• INSTRUCTION:
Copy every line of the following data that includes the string "Packet".

Data entries
________________________________________

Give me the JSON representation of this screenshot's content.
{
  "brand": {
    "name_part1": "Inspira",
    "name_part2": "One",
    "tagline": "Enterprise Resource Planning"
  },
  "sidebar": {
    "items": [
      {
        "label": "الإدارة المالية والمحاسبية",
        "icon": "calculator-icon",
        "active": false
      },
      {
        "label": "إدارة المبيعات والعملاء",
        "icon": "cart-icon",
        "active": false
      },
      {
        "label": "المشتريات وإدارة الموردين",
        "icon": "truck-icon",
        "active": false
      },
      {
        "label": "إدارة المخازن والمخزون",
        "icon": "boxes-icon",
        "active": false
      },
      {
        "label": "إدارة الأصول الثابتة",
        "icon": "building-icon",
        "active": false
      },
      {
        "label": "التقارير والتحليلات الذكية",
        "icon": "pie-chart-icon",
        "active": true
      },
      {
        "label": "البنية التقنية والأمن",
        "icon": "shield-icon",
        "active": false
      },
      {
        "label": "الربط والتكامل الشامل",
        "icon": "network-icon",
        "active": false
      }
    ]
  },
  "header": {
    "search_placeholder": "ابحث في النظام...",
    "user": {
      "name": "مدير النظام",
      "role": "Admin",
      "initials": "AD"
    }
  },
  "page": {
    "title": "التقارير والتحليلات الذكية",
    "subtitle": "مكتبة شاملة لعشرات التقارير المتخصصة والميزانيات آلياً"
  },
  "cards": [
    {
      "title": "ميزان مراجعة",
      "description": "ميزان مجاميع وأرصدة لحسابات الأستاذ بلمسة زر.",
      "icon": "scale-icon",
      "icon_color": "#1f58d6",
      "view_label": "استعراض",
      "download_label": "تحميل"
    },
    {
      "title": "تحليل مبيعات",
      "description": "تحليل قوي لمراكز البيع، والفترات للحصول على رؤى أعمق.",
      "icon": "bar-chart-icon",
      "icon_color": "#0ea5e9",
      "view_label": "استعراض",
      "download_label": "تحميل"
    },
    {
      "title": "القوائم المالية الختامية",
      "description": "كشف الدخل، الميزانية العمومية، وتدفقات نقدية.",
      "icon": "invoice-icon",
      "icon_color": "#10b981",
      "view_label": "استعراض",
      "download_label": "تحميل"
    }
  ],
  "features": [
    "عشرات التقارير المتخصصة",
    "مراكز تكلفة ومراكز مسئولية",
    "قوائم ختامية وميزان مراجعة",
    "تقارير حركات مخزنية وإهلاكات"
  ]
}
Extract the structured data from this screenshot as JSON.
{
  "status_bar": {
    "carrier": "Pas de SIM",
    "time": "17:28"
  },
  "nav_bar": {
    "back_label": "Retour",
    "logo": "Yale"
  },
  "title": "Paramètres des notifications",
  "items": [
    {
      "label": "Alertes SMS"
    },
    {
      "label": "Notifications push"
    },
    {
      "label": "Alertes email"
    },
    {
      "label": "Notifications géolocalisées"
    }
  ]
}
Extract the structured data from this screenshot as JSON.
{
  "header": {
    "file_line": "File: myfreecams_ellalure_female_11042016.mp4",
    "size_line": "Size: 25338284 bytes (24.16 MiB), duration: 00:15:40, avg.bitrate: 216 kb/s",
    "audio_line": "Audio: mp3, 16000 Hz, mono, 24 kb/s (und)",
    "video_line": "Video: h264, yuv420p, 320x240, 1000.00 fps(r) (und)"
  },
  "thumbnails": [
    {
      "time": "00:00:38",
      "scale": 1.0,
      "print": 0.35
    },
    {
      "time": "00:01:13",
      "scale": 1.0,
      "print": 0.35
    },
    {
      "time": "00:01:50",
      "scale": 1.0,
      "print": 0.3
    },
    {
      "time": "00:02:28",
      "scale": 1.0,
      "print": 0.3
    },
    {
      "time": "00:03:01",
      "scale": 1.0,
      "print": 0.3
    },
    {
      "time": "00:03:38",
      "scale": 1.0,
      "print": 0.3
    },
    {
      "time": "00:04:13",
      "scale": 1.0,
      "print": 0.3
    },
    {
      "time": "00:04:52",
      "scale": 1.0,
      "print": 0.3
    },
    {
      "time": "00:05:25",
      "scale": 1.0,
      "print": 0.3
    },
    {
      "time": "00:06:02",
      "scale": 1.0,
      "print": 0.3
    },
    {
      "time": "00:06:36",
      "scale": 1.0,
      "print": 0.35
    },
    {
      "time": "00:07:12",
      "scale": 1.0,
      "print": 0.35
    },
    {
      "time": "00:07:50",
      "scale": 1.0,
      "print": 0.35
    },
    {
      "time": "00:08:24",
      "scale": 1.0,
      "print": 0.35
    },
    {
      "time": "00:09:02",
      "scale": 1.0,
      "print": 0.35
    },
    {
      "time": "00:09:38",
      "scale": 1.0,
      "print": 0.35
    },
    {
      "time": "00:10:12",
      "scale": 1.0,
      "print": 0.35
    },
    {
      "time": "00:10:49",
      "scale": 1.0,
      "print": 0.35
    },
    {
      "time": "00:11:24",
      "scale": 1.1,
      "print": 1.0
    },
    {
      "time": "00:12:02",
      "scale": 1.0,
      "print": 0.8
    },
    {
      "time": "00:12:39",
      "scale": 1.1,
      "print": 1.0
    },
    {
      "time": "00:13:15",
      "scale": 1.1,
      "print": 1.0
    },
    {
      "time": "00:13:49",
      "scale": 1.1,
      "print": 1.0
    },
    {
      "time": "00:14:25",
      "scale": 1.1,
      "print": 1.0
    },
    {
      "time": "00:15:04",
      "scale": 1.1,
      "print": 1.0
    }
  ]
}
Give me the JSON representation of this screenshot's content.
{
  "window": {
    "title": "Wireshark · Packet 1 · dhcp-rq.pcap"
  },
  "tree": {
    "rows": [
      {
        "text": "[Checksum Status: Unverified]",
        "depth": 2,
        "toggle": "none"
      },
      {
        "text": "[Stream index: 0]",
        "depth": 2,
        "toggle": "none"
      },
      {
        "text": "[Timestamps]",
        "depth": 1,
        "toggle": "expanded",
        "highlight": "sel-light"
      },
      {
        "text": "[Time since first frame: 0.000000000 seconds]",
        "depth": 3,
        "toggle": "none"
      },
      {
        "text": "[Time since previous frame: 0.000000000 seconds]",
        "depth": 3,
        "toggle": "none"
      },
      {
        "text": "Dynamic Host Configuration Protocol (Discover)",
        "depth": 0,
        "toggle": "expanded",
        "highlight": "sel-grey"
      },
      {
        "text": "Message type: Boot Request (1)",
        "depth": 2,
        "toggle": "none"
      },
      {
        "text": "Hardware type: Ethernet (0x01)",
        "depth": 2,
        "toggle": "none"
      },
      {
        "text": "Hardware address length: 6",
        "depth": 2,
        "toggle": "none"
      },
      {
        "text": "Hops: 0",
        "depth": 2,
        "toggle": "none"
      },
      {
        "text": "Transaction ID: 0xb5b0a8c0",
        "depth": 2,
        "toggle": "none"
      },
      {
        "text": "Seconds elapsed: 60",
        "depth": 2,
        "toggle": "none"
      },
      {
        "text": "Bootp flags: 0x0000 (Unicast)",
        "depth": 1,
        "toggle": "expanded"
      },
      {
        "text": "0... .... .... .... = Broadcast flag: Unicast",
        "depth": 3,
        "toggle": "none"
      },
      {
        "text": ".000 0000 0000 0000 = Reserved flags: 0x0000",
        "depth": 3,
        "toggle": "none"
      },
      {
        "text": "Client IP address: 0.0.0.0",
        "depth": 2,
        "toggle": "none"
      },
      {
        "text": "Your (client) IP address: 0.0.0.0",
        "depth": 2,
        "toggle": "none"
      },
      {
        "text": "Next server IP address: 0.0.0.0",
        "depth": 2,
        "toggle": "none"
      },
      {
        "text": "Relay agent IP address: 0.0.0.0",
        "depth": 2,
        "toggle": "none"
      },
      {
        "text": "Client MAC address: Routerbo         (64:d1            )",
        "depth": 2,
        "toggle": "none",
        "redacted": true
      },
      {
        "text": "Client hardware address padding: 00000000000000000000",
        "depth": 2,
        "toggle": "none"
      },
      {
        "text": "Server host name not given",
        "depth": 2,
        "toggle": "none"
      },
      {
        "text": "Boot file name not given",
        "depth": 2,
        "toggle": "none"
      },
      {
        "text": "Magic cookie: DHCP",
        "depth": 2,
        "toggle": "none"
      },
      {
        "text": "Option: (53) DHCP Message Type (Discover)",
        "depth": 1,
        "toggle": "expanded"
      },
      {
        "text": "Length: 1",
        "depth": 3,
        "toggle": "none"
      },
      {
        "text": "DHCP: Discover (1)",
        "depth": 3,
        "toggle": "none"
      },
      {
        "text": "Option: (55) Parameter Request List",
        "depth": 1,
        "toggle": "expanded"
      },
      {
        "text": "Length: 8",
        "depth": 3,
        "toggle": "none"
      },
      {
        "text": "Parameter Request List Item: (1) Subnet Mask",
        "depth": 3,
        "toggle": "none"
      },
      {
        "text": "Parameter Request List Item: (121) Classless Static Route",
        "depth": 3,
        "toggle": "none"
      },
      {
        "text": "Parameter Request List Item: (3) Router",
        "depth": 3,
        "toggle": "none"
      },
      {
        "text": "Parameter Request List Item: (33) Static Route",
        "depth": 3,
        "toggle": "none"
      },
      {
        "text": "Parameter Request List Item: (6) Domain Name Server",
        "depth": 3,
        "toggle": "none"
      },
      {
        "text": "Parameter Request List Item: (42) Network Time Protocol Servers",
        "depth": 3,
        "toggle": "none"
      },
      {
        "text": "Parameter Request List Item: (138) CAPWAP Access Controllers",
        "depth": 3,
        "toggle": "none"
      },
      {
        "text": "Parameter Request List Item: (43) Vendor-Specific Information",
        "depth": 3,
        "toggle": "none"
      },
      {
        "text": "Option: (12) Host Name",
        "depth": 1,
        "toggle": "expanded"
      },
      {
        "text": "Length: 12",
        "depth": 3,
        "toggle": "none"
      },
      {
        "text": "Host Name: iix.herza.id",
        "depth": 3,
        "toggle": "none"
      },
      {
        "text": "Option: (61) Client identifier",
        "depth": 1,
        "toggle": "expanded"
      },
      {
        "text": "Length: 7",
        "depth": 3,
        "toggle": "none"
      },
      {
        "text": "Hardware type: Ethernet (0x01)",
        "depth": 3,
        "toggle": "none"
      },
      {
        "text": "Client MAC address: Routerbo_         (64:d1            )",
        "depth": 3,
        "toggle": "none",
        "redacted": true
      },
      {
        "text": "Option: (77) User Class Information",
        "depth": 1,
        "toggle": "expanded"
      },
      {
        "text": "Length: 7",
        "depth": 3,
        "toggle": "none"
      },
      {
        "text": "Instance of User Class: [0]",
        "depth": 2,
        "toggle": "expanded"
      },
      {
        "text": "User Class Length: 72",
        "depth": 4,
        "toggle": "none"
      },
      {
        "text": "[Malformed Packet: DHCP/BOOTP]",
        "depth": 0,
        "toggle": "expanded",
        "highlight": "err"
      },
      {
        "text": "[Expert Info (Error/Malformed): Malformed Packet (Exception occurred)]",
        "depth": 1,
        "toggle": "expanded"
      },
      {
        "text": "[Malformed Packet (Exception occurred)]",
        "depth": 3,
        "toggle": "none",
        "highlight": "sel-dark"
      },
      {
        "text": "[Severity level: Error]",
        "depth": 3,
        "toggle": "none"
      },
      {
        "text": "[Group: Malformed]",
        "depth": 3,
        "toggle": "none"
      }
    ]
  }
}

________________________________________

• COMPLETED TASK:
    "title": "Wireshark · Packet 1 · dhcp-rq.pcap"
        "text": "[Malformed Packet: DHCP/BOOTP]",
        "text": "[Expert Info (Error/Malformed): Malformed Packet (Exception occurred)]",
        "text": "[Malformed Packet (Exception occurred)]",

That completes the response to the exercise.